[Layout element annotations]

start

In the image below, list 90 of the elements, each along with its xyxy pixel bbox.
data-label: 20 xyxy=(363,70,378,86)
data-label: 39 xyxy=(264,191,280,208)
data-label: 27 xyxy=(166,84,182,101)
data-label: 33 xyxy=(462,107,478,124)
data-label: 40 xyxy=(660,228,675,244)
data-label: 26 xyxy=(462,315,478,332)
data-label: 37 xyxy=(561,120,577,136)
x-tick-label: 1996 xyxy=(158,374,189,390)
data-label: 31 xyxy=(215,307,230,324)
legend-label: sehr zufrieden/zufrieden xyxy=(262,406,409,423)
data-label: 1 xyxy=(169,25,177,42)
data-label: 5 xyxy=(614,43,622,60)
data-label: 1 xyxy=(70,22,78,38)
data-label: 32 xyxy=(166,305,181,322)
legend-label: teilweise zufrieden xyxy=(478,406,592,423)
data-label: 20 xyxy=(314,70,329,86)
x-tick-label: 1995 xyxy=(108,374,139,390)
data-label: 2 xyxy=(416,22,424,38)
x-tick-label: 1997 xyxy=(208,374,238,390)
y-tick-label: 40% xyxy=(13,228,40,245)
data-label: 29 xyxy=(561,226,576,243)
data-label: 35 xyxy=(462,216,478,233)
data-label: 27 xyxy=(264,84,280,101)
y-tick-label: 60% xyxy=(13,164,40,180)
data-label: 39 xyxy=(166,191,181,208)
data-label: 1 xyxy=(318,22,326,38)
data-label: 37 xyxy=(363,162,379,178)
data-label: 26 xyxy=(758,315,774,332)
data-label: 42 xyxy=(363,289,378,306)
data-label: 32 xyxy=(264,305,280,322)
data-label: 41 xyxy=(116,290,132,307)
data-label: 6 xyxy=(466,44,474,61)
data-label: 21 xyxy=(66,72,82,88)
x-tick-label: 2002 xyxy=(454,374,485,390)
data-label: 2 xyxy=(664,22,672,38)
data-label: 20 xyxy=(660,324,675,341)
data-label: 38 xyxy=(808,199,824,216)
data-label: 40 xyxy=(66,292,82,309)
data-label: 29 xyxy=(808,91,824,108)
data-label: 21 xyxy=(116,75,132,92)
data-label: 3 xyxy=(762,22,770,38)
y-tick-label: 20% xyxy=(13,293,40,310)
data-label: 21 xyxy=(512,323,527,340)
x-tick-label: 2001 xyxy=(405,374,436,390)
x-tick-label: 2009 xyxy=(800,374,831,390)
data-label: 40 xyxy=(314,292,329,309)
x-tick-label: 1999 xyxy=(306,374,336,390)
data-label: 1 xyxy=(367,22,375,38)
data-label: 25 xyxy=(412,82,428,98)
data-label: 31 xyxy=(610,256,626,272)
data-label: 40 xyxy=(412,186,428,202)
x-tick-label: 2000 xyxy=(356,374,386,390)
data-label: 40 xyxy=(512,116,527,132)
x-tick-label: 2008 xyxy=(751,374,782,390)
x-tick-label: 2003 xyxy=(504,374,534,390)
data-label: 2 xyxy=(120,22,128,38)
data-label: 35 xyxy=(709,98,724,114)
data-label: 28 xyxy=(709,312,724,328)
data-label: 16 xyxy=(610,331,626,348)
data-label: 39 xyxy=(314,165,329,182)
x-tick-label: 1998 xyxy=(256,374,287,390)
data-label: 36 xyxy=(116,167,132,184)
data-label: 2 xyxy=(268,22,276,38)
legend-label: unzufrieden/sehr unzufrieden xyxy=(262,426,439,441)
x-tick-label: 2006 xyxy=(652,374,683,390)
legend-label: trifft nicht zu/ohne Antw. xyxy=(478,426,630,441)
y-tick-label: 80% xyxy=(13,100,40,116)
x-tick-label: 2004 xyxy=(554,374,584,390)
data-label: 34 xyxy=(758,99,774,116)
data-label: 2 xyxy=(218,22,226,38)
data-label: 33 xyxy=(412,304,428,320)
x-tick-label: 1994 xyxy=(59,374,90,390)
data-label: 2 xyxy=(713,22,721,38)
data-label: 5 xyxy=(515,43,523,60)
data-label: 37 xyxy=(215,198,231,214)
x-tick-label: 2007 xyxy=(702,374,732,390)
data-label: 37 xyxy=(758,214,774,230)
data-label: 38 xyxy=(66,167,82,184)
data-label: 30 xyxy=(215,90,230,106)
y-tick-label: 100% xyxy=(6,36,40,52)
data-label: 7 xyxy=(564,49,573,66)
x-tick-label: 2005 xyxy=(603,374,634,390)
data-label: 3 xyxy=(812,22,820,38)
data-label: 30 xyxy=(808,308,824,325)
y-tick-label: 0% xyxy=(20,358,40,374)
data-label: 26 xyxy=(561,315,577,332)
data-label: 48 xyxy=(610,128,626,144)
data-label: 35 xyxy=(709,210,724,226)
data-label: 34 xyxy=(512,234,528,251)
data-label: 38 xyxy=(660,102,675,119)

end

■ **Exercise details**
Copy every one of the records above, line for line, without changing anything.

■ **The result**
In the image below, list 90 of the elements, each along with its xyxy pixel bbox.
data-label: 20 xyxy=(363,70,378,86)
data-label: 39 xyxy=(264,191,280,208)
data-label: 27 xyxy=(166,84,182,101)
data-label: 33 xyxy=(462,107,478,124)
data-label: 40 xyxy=(660,228,675,244)
data-label: 26 xyxy=(462,315,478,332)
data-label: 37 xyxy=(561,120,577,136)
x-tick-label: 1996 xyxy=(158,374,189,390)
data-label: 31 xyxy=(215,307,230,324)
legend-label: sehr zufrieden/zufrieden xyxy=(262,406,409,423)
data-label: 1 xyxy=(169,25,177,42)
data-label: 5 xyxy=(614,43,622,60)
data-label: 1 xyxy=(70,22,78,38)
data-label: 32 xyxy=(166,305,181,322)
legend-label: teilweise zufrieden xyxy=(478,406,592,423)
data-label: 20 xyxy=(314,70,329,86)
x-tick-label: 1995 xyxy=(108,374,139,390)
data-label: 2 xyxy=(416,22,424,38)
x-tick-label: 1997 xyxy=(208,374,238,390)
y-tick-label: 40% xyxy=(13,228,40,245)
data-label: 29 xyxy=(561,226,576,243)
data-label: 35 xyxy=(462,216,478,233)
data-label: 27 xyxy=(264,84,280,101)
y-tick-label: 60% xyxy=(13,164,40,180)
data-label: 39 xyxy=(166,191,181,208)
data-label: 1 xyxy=(318,22,326,38)
data-label: 37 xyxy=(363,162,379,178)
data-label: 26 xyxy=(758,315,774,332)
data-label: 42 xyxy=(363,289,378,306)
data-label: 32 xyxy=(264,305,280,322)
data-label: 41 xyxy=(116,290,132,307)
data-label: 6 xyxy=(466,44,474,61)
data-label: 21 xyxy=(66,72,82,88)
x-tick-label: 2002 xyxy=(454,374,485,390)
data-label: 2 xyxy=(664,22,672,38)
data-label: 20 xyxy=(660,324,675,341)
data-label: 38 xyxy=(808,199,824,216)
data-label: 40 xyxy=(66,292,82,309)
data-label: 29 xyxy=(808,91,824,108)
data-label: 21 xyxy=(116,75,132,92)
data-label: 3 xyxy=(762,22,770,38)
y-tick-label: 20% xyxy=(13,293,40,310)
data-label: 21 xyxy=(512,323,527,340)
x-tick-label: 2001 xyxy=(405,374,436,390)
x-tick-label: 2009 xyxy=(800,374,831,390)
data-label: 40 xyxy=(314,292,329,309)
x-tick-label: 1999 xyxy=(306,374,336,390)
data-label: 1 xyxy=(367,22,375,38)
data-label: 25 xyxy=(412,82,428,98)
data-label: 31 xyxy=(610,256,626,272)
data-label: 40 xyxy=(412,186,428,202)
x-tick-label: 2000 xyxy=(356,374,386,390)
data-label: 40 xyxy=(512,116,527,132)
x-tick-label: 2008 xyxy=(751,374,782,390)
x-tick-label: 2003 xyxy=(504,374,534,390)
data-label: 2 xyxy=(120,22,128,38)
data-label: 35 xyxy=(709,98,724,114)
data-label: 28 xyxy=(709,312,724,328)
data-label: 16 xyxy=(610,331,626,348)
data-label: 39 xyxy=(314,165,329,182)
x-tick-label: 1998 xyxy=(256,374,287,390)
data-label: 36 xyxy=(116,167,132,184)
data-label: 2 xyxy=(268,22,276,38)
legend-label: unzufrieden/sehr unzufrieden xyxy=(262,426,439,441)
x-tick-label: 2006 xyxy=(652,374,683,390)
legend-label: trifft nicht zu/ohne Antw. xyxy=(478,426,630,441)
y-tick-label: 80% xyxy=(13,100,40,116)
x-tick-label: 2004 xyxy=(554,374,584,390)
data-label: 34 xyxy=(758,99,774,116)
data-label: 2 xyxy=(218,22,226,38)
data-label: 33 xyxy=(412,304,428,320)
x-tick-label: 1994 xyxy=(59,374,90,390)
data-label: 2 xyxy=(713,22,721,38)
data-label: 5 xyxy=(515,43,523,60)
data-label: 37 xyxy=(215,198,231,214)
x-tick-label: 2007 xyxy=(702,374,732,390)
data-label: 37 xyxy=(758,214,774,230)
data-label: 38 xyxy=(66,167,82,184)
data-label: 30 xyxy=(215,90,230,106)
y-tick-label: 100% xyxy=(6,36,40,52)
data-label: 7 xyxy=(564,49,573,66)
x-tick-label: 2005 xyxy=(603,374,634,390)
data-label: 3 xyxy=(812,22,820,38)
data-label: 30 xyxy=(808,308,824,325)
y-tick-label: 0% xyxy=(20,358,40,374)
data-label: 26 xyxy=(561,315,577,332)
data-label: 48 xyxy=(610,128,626,144)
data-label: 35 xyxy=(709,210,724,226)
data-label: 34 xyxy=(512,234,528,251)
data-label: 38 xyxy=(660,102,675,119)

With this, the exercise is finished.